Task to carry out ->
Read the records below. Copy each line where the string "Agriculture" occurs.

---

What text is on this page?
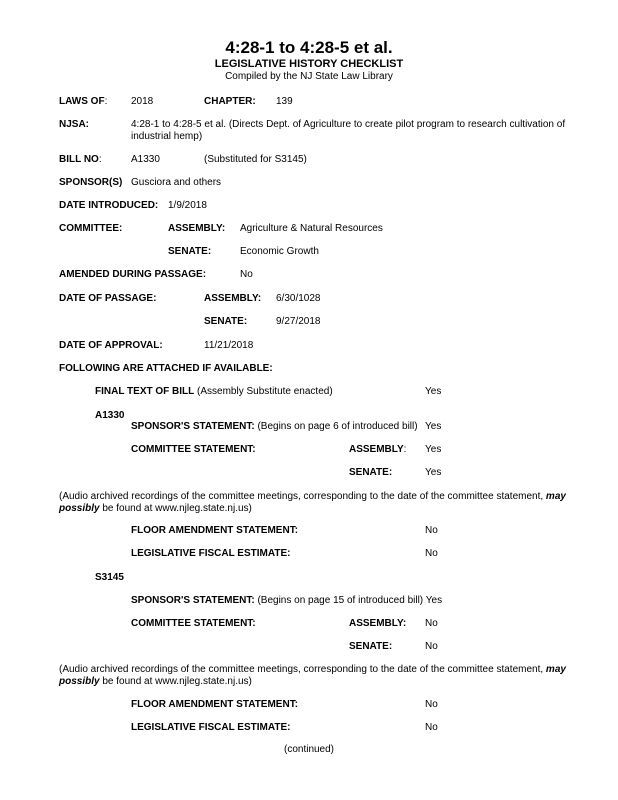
4:28-1 to 4:28-5 et al.
LEGISLATIVE HISTORY CHECKLIST
Compiled by the NJ State Law Library
LAWS OF: 2018	CHAPTER: 139
NJSA:	4:28-1 to 4:28-5 et al. (Directs Dept. of Agriculture to create pilot program to research cultivation of industrial hemp)
BILL NO:	A1330	(Substituted for S3145)
SPONSOR(S) Gusciora and others
DATE INTRODUCED: 1/9/2018
COMMITTEE:	ASSEMBLY: Agriculture & Natural Resources
SENATE:	Economic Growth
AMENDED DURING PASSAGE:	No
DATE OF PASSAGE:	ASSEMBLY: 6/30/1028
SENATE:	9/27/2018
DATE OF APPROVAL:	11/21/2018
FOLLOWING ARE ATTACHED IF AVAILABLE:
FINAL TEXT OF BILL (Assembly Substitute enacted)	Yes
A1330
SPONSOR'S STATEMENT: (Begins on page 6 of introduced bill) Yes
COMMITTEE STATEMENT:	ASSEMBLY: Yes
SENATE:	Yes
(Audio archived recordings of the committee meetings, corresponding to the date of the committee statement, may possibly be found at www.njleg.state.nj.us)
FLOOR AMENDMENT STATEMENT:	No
LEGISLATIVE FISCAL ESTIMATE:	No
S3145
SPONSOR'S STATEMENT: (Begins on page 15 of introduced bill) Yes
COMMITTEE STATEMENT:	ASSEMBLY: No
SENATE:	No
(Audio archived recordings of the committee meetings, corresponding to the date of the committee statement, may possibly be found at www.njleg.state.nj.us)
FLOOR AMENDMENT STATEMENT:	No
LEGISLATIVE FISCAL ESTIMATE:	No
(continued)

---

Written answer ->
NJSA:	4:28-1 to 4:28-5 et al. (Directs Dept. of Agriculture to create pilot program to research cultivation of industrial hemp)
COMMITTEE:	ASSEMBLY: Agriculture & Natural Resources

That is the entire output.